*Directions:* Find and copy every line in the records that includes the string "discipline".

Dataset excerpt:
— begin —

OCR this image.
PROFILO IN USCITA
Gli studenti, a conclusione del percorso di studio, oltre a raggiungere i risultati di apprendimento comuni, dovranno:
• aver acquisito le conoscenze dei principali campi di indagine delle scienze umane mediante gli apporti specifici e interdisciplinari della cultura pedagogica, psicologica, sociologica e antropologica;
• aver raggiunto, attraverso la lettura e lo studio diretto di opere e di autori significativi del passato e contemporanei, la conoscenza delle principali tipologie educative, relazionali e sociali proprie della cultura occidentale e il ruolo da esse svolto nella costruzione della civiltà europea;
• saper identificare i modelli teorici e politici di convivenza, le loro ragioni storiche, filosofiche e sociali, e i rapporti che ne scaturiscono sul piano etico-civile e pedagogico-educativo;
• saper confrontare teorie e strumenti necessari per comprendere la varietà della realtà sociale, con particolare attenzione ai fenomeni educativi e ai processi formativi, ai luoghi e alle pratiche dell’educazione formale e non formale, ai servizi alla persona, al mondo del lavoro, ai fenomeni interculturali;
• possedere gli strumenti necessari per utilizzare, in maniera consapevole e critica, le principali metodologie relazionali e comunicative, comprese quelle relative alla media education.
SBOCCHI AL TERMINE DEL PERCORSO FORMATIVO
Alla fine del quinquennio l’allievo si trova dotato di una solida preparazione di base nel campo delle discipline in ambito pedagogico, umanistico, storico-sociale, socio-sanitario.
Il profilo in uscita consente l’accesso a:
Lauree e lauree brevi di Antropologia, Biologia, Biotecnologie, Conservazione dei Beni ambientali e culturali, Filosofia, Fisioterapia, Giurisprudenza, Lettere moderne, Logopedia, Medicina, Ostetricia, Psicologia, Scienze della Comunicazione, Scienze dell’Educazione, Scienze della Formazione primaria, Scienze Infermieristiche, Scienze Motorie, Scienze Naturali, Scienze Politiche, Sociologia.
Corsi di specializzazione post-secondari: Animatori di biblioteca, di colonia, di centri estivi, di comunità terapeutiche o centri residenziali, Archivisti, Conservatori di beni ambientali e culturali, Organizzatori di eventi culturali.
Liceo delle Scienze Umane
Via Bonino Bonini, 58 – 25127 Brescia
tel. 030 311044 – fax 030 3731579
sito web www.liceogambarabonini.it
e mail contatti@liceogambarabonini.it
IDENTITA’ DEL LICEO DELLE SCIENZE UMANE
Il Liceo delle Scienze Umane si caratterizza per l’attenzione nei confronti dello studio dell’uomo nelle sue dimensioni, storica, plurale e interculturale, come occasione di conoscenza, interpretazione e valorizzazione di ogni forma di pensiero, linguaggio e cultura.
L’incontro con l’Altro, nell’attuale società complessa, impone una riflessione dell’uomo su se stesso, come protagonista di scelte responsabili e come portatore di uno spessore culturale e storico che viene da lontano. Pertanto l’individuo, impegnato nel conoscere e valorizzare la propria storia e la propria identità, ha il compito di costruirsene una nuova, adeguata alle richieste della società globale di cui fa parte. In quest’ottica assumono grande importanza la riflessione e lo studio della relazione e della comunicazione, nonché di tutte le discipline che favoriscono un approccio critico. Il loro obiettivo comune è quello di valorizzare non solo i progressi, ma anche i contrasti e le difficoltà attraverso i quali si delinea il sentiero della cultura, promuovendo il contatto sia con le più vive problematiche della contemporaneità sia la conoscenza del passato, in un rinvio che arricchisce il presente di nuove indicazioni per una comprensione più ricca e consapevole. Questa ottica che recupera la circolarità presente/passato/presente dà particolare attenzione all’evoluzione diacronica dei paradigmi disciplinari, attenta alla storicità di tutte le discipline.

— end —
— begin —

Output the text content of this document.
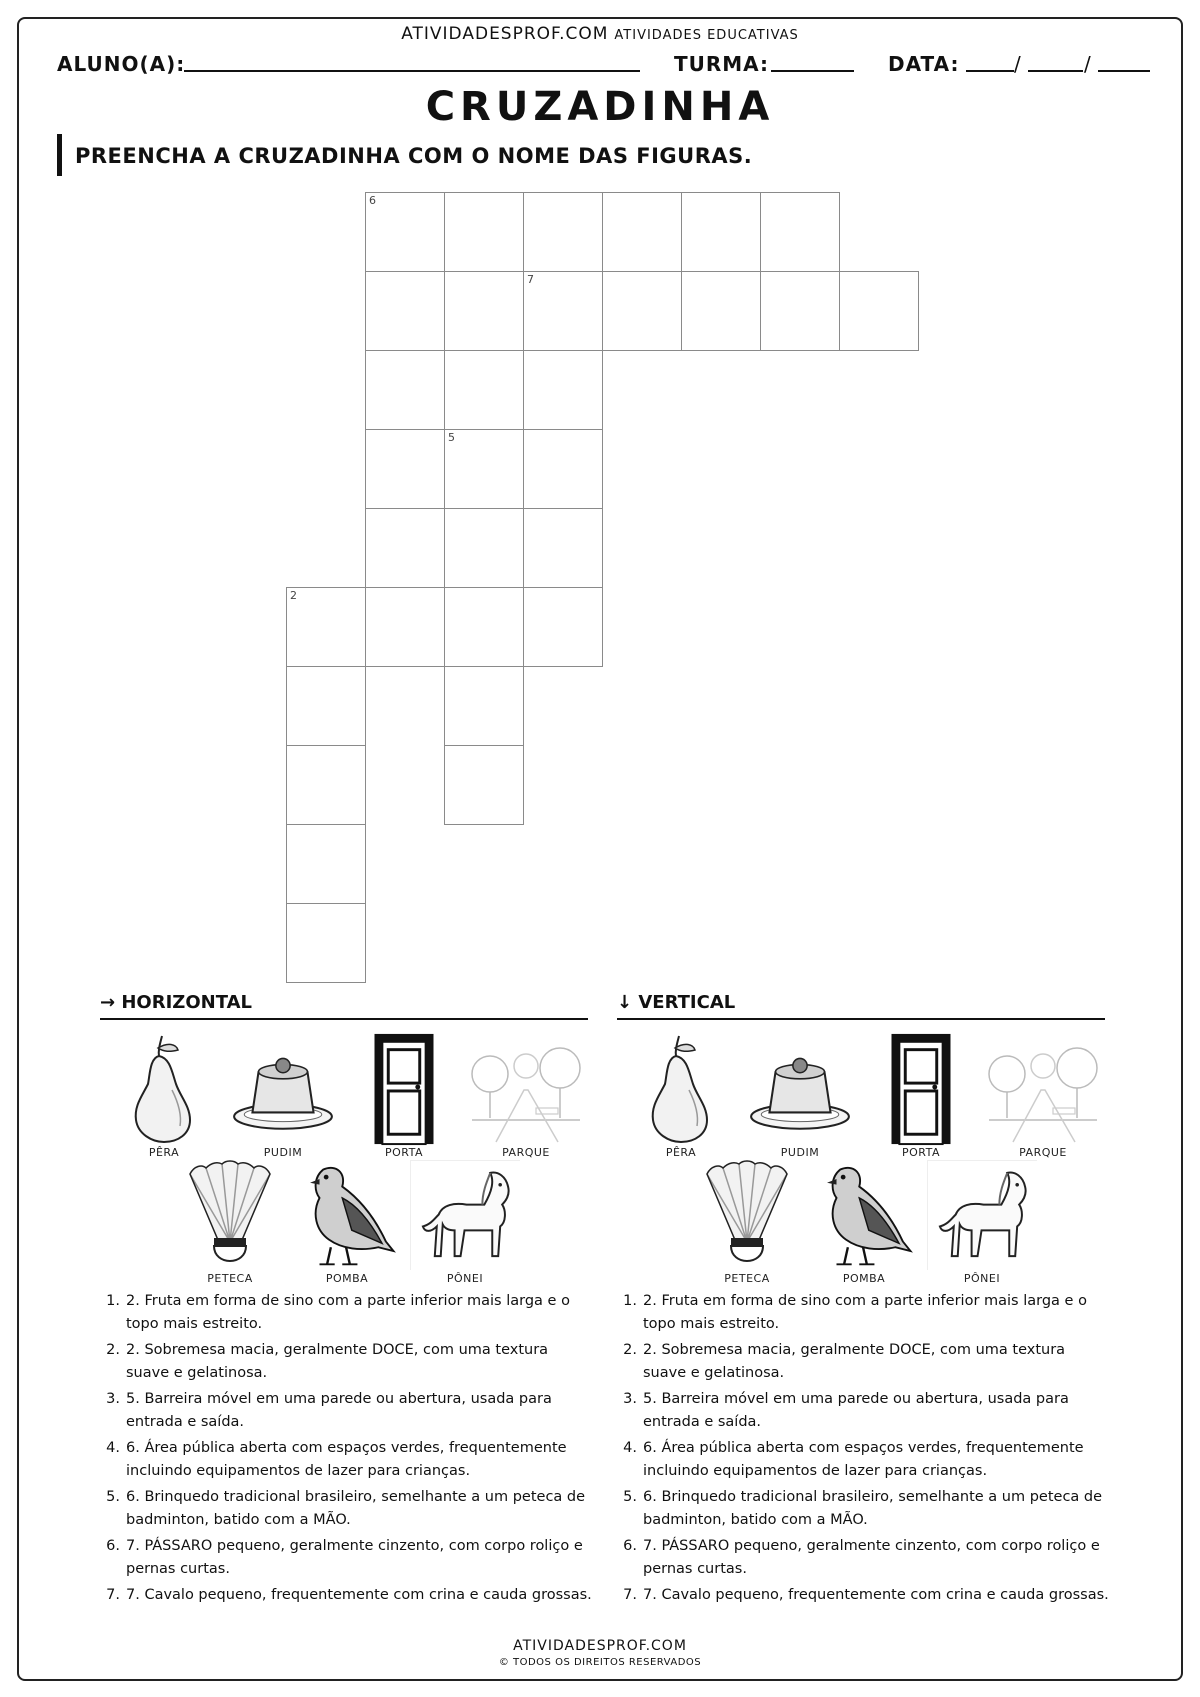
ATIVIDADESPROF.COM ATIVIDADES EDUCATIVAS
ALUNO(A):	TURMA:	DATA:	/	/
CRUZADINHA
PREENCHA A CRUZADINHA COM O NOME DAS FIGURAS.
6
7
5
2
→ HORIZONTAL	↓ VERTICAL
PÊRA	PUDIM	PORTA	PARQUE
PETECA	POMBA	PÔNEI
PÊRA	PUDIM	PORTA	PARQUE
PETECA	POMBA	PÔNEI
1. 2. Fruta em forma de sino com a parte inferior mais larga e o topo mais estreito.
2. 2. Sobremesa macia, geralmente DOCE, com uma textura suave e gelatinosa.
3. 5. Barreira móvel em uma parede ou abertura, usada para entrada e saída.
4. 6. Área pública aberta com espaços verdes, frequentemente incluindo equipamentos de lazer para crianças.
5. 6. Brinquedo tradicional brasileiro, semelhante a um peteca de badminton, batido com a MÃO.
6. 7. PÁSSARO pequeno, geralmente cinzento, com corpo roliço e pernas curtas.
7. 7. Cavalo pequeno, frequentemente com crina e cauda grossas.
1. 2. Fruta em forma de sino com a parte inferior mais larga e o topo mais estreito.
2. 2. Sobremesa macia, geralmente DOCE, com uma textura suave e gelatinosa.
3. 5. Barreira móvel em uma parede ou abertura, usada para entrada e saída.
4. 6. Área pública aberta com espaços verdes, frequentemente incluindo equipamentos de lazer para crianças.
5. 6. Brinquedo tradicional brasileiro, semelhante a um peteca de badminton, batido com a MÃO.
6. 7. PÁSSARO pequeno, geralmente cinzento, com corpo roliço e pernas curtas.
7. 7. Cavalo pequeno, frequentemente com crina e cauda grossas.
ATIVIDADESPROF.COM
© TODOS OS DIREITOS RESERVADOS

— end —

*Solution for this task:*
Alla fine del quinquennio l’allievo si trova dotato di una solida preparazione di base nel campo delle discipline in ambito pedagogico, umanistico, storico-sociale, socio-sanitario.
L’incontro con l’Altro, nell’attuale società complessa, impone una riflessione dell’uomo su se stesso, come protagonista di scelte responsabili e come portatore di uno spessore culturale e storico che viene da lontano. Pertanto l’individuo, impegnato nel conoscere e valorizzare la propria storia e la propria identità, ha il compito di costruirsene una nuova, adeguata alle richieste della società globale di cui fa parte. In quest’ottica assumono grande importanza la riflessione e lo studio della relazione e della comunicazione, nonché di tutte le discipline che favoriscono un approccio critico. Il loro obiettivo comune è quello di valorizzare non solo i progressi, ma anche i contrasti e le difficoltà attraverso i quali si delinea il sentiero della cultura, promuovendo il contatto sia con le più vive problematiche della contemporaneità sia la conoscenza del passato, in un rinvio che arricchisce il presente di nuove indicazioni per una comprensione più ricca e consapevole. Questa ottica che recupera la circolarità presente/passato/presente dà particolare attenzione all’evoluzione diacronica dei paradigmi disciplinari, attenta alla storicità di tutte le discipline.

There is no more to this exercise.